WHAT YOU SHOULD DO:
Set down the material below in full, matching it exactly.

DATA PROVIDED:
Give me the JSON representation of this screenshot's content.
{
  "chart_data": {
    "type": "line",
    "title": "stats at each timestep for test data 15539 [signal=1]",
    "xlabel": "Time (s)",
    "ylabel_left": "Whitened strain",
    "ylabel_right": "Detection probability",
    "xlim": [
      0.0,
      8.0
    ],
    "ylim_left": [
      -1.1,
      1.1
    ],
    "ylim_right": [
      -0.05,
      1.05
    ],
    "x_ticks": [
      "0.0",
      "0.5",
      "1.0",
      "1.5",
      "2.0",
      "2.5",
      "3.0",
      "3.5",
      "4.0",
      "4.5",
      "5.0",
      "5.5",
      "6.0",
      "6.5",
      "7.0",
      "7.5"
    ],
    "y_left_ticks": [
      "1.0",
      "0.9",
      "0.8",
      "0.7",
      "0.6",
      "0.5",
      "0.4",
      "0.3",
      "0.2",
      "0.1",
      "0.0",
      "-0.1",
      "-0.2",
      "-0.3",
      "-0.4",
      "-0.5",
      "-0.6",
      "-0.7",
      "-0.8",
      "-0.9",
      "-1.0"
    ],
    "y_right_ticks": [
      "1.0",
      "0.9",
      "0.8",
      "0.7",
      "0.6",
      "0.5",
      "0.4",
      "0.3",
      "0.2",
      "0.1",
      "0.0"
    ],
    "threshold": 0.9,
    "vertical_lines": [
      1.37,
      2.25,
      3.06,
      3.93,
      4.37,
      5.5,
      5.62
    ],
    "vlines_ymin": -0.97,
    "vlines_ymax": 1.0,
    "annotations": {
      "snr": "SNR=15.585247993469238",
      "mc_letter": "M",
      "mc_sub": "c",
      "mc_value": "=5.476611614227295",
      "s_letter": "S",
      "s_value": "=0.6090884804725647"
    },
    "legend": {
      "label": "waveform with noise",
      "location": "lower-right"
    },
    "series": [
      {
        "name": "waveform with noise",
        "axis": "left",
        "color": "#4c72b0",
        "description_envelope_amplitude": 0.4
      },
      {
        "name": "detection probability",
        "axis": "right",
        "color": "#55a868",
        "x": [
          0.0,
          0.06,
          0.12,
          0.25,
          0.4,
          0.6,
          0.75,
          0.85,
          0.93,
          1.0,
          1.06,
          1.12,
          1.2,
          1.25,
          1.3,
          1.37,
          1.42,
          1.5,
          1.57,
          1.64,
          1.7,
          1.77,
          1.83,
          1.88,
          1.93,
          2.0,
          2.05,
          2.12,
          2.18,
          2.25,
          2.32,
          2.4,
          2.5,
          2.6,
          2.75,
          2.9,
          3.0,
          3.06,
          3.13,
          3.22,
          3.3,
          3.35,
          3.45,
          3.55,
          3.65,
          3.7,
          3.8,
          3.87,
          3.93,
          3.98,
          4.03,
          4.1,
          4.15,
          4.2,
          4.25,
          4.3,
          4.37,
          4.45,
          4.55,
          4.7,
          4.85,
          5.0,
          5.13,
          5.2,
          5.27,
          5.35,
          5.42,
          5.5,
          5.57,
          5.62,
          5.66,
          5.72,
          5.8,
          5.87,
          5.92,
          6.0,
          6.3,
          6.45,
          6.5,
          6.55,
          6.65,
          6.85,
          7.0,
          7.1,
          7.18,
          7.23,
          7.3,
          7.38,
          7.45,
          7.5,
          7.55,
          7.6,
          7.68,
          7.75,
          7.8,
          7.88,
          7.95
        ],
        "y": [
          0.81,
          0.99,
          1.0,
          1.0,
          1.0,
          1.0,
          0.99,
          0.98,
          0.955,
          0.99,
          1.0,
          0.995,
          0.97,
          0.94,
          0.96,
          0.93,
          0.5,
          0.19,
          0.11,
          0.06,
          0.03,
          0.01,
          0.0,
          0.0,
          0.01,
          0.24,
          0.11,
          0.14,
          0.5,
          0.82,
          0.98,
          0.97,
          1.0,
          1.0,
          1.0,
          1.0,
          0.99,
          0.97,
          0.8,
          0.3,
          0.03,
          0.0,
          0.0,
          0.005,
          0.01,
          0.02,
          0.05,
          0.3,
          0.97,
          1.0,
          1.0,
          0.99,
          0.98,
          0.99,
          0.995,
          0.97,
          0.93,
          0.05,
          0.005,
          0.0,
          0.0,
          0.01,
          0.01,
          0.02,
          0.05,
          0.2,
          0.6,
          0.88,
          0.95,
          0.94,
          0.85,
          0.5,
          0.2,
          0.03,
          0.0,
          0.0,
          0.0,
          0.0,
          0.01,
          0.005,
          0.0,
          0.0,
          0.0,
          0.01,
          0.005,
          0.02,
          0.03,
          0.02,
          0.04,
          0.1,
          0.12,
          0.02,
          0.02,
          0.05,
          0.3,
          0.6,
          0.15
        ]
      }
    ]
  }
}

ANSWER TO THIS EXERCISE:
Give me the JSON representation of this screenshot's content.
{
  "chart_data": {
    "type": "line",
    "title": "stats at each timestep for test data 15539 [signal=1]",
    "xlabel": "Time (s)",
    "ylabel_left": "Whitened strain",
    "ylabel_right": "Detection probability",
    "xlim": [
      0.0,
      8.0
    ],
    "ylim_left": [
      -1.1,
      1.1
    ],
    "ylim_right": [
      -0.05,
      1.05
    ],
    "x_ticks": [
      "0.0",
      "0.5",
      "1.0",
      "1.5",
      "2.0",
      "2.5",
      "3.0",
      "3.5",
      "4.0",
      "4.5",
      "5.0",
      "5.5",
      "6.0",
      "6.5",
      "7.0",
      "7.5"
    ],
    "y_left_ticks": [
      "1.0",
      "0.9",
      "0.8",
      "0.7",
      "0.6",
      "0.5",
      "0.4",
      "0.3",
      "0.2",
      "0.1",
      "0.0",
      "-0.1",
      "-0.2",
      "-0.3",
      "-0.4",
      "-0.5",
      "-0.6",
      "-0.7",
      "-0.8",
      "-0.9",
      "-1.0"
    ],
    "y_right_ticks": [
      "1.0",
      "0.9",
      "0.8",
      "0.7",
      "0.6",
      "0.5",
      "0.4",
      "0.3",
      "0.2",
      "0.1",
      "0.0"
    ],
    "threshold": 0.9,
    "vertical_lines": [
      1.37,
      2.25,
      3.06,
      3.93,
      4.37,
      5.5,
      5.62
    ],
    "vlines_ymin": -0.97,
    "vlines_ymax": 1.0,
    "annotations": {
      "snr": "SNR=15.585247993469238",
      "mc_letter": "M",
      "mc_sub": "c",
      "mc_value": "=5.476611614227295",
      "s_letter": "S",
      "s_value": "=0.6090884804725647"
    },
    "legend": {
      "label": "waveform with noise",
      "location": "lower-right"
    },
    "series": [
      {
        "name": "waveform with noise",
        "axis": "left",
        "color": "#4c72b0",
        "description_envelope_amplitude": 0.4
      },
      {
        "name": "detection probability",
        "axis": "right",
        "color": "#55a868",
        "x": [
          0.0,
          0.06,
          0.12,
          0.25,
          0.4,
          0.6,
          0.75,
          0.85,
          0.93,
          1.0,
          1.06,
          1.12,
          1.2,
          1.25,
          1.3,
          1.37,
          1.42,
          1.5,
          1.57,
          1.64,
          1.7,
          1.77,
          1.83,
          1.88,
          1.93,
          2.0,
          2.05,
          2.12,
          2.18,
          2.25,
          2.32,
          2.4,
          2.5,
          2.6,
          2.75,
          2.9,
          3.0,
          3.06,
          3.13,
          3.22,
          3.3,
          3.35,
          3.45,
          3.55,
          3.65,
          3.7,
          3.8,
          3.87,
          3.93,
          3.98,
          4.03,
          4.1,
          4.15,
          4.2,
          4.25,
          4.3,
          4.37,
          4.45,
          4.55,
          4.7,
          4.85,
          5.0,
          5.13,
          5.2,
          5.27,
          5.35,
          5.42,
          5.5,
          5.57,
          5.62,
          5.66,
          5.72,
          5.8,
          5.87,
          5.92,
          6.0,
          6.3,
          6.45,
          6.5,
          6.55,
          6.65,
          6.85,
          7.0,
          7.1,
          7.18,
          7.23,
          7.3,
          7.38,
          7.45,
          7.5,
          7.55,
          7.6,
          7.68,
          7.75,
          7.8,
          7.88,
          7.95
        ],
        "y": [
          0.81,
          0.99,
          1.0,
          1.0,
          1.0,
          1.0,
          0.99,
          0.98,
          0.955,
          0.99,
          1.0,
          0.995,
          0.97,
          0.94,
          0.96,
          0.93,
          0.5,
          0.19,
          0.11,
          0.06,
          0.03,
          0.01,
          0.0,
          0.0,
          0.01,
          0.24,
          0.11,
          0.14,
          0.5,
          0.82,
          0.98,
          0.97,
          1.0,
          1.0,
          1.0,
          1.0,
          0.99,
          0.97,
          0.8,
          0.3,
          0.03,
          0.0,
          0.0,
          0.005,
          0.01,
          0.02,
          0.05,
          0.3,
          0.97,
          1.0,
          1.0,
          0.99,
          0.98,
          0.99,
          0.995,
          0.97,
          0.93,
          0.05,
          0.005,
          0.0,
          0.0,
          0.01,
          0.01,
          0.02,
          0.05,
          0.2,
          0.6,
          0.88,
          0.95,
          0.94,
          0.85,
          0.5,
          0.2,
          0.03,
          0.0,
          0.0,
          0.0,
          0.0,
          0.01,
          0.005,
          0.0,
          0.0,
          0.0,
          0.01,
          0.005,
          0.02,
          0.03,
          0.02,
          0.04,
          0.1,
          0.12,
          0.02,
          0.02,
          0.05,
          0.3,
          0.6,
          0.15
        ]
      }
    ]
  }
}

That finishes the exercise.